* [What you have to do]: Give the number of lines in this listing that contain "description", with no other words.

* [Provided information]:

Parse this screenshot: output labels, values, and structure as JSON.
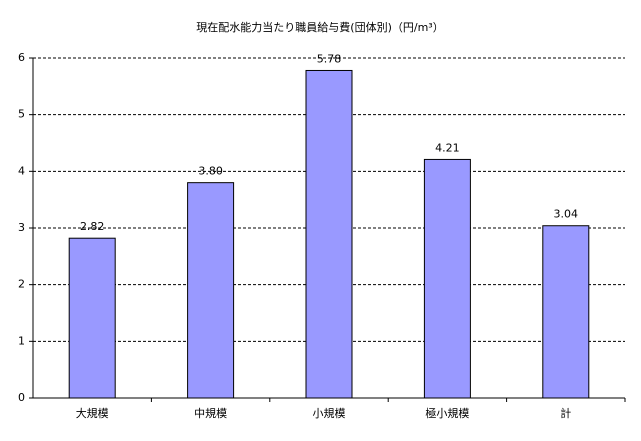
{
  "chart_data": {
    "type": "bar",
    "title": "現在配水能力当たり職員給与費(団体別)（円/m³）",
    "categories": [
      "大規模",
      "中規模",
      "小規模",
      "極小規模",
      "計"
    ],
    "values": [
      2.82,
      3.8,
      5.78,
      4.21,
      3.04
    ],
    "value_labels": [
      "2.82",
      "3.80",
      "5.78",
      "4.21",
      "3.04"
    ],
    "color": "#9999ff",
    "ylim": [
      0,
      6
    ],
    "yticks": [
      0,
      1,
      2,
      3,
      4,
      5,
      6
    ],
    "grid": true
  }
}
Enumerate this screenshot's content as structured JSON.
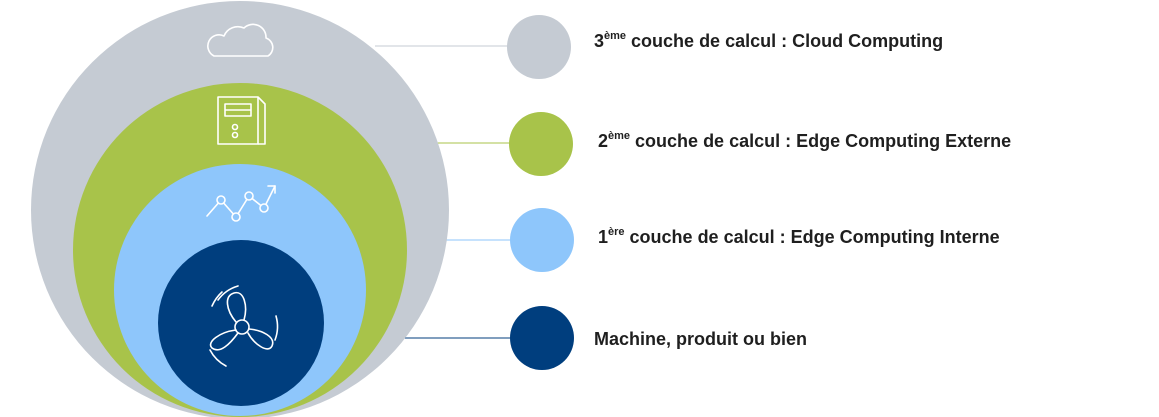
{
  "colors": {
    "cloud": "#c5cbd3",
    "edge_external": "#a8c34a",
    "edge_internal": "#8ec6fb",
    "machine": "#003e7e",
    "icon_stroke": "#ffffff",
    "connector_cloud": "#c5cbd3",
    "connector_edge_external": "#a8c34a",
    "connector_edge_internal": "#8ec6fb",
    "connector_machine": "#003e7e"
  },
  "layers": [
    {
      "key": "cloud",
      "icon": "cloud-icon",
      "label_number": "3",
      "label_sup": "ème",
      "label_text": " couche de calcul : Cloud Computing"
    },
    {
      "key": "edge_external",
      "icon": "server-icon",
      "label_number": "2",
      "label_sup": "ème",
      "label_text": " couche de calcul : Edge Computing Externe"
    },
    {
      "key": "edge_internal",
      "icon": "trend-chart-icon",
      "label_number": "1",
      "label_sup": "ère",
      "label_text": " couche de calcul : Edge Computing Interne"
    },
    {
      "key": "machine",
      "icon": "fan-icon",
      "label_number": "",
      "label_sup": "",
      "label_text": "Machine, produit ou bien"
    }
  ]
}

---

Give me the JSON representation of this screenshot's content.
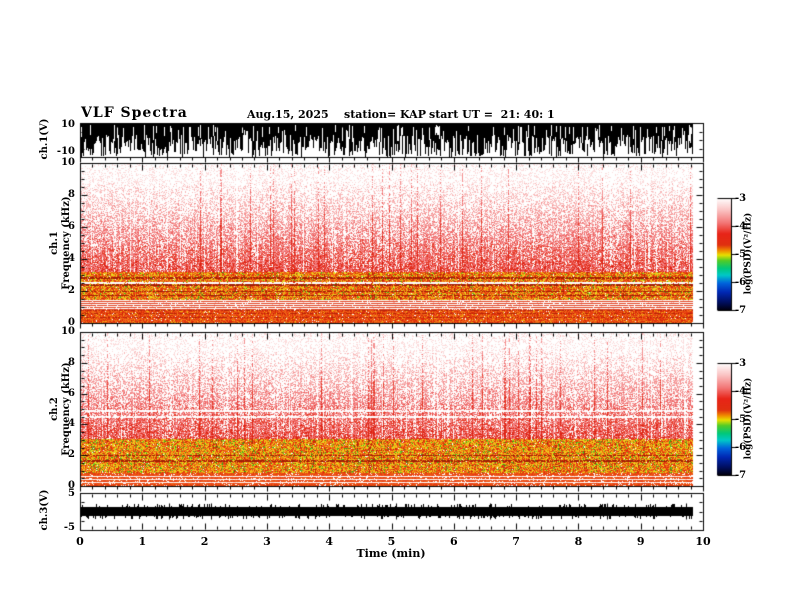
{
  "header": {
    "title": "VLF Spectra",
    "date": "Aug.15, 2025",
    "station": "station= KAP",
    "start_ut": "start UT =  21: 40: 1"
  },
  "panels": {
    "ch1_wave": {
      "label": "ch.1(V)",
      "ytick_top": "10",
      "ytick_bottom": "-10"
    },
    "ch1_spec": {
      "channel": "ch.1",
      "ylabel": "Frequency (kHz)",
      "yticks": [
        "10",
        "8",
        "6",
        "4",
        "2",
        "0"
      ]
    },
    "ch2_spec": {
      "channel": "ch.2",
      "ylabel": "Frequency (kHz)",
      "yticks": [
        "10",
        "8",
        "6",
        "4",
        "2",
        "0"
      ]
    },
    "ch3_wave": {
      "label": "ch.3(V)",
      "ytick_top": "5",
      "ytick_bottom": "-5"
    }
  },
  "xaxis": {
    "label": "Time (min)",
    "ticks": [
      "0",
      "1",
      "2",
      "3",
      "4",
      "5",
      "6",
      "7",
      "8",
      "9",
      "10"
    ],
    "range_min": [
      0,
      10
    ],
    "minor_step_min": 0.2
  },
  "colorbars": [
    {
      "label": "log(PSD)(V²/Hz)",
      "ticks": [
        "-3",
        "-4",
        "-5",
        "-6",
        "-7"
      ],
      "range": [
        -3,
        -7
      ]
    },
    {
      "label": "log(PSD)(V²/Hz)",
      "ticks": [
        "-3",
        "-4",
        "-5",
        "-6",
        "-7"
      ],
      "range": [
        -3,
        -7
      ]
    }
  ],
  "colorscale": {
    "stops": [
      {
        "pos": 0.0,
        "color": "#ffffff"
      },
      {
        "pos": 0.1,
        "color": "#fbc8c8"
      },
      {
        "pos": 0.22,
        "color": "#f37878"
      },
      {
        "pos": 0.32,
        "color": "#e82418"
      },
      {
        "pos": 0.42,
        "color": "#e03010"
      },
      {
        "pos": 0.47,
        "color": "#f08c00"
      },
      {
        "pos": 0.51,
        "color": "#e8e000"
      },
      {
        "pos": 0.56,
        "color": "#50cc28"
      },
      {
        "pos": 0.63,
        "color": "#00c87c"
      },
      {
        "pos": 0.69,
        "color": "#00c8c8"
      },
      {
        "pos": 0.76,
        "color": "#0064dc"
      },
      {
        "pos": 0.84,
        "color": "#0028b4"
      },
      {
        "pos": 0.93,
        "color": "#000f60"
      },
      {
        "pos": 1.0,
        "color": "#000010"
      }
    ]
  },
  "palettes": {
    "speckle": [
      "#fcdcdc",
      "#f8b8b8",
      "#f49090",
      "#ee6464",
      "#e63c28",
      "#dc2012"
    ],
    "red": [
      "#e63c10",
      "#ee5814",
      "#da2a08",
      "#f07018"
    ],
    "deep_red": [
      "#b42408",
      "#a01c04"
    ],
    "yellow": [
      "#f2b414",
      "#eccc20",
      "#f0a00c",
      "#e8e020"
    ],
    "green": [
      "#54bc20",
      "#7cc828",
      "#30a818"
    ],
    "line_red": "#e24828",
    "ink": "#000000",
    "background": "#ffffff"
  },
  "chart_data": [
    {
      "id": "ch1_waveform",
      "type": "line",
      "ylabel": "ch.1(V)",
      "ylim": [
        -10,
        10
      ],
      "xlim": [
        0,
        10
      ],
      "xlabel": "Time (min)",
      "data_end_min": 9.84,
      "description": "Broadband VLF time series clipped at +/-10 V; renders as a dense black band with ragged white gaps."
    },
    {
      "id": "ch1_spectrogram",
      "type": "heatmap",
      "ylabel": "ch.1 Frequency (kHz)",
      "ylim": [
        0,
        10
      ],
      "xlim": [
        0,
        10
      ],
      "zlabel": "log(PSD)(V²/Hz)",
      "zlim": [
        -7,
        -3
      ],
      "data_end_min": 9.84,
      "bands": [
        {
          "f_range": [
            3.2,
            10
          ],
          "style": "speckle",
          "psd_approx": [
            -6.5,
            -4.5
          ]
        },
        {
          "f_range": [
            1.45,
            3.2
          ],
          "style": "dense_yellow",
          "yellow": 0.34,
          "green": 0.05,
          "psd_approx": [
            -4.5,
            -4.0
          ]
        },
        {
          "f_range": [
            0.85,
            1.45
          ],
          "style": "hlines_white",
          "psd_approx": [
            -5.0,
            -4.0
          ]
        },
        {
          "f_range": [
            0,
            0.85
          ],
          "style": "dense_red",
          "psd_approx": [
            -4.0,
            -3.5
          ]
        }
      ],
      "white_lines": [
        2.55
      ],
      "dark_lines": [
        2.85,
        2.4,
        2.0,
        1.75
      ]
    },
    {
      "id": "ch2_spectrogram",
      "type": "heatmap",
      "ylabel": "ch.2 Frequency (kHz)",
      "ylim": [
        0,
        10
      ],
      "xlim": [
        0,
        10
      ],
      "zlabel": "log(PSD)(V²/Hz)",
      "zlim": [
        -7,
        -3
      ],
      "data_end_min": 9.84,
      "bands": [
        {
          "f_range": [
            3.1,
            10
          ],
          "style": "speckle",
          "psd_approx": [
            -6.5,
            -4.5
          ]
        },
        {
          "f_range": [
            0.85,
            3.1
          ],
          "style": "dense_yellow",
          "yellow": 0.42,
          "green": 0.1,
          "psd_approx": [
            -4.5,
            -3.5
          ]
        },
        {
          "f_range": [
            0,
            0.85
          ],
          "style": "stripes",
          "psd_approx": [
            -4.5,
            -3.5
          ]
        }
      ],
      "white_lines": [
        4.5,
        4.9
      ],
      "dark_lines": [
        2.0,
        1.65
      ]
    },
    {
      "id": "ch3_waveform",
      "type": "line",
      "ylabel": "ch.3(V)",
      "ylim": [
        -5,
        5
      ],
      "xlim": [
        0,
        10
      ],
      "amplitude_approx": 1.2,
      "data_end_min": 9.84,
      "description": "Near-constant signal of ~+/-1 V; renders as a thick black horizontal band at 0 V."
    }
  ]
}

* [Response to this task]: 2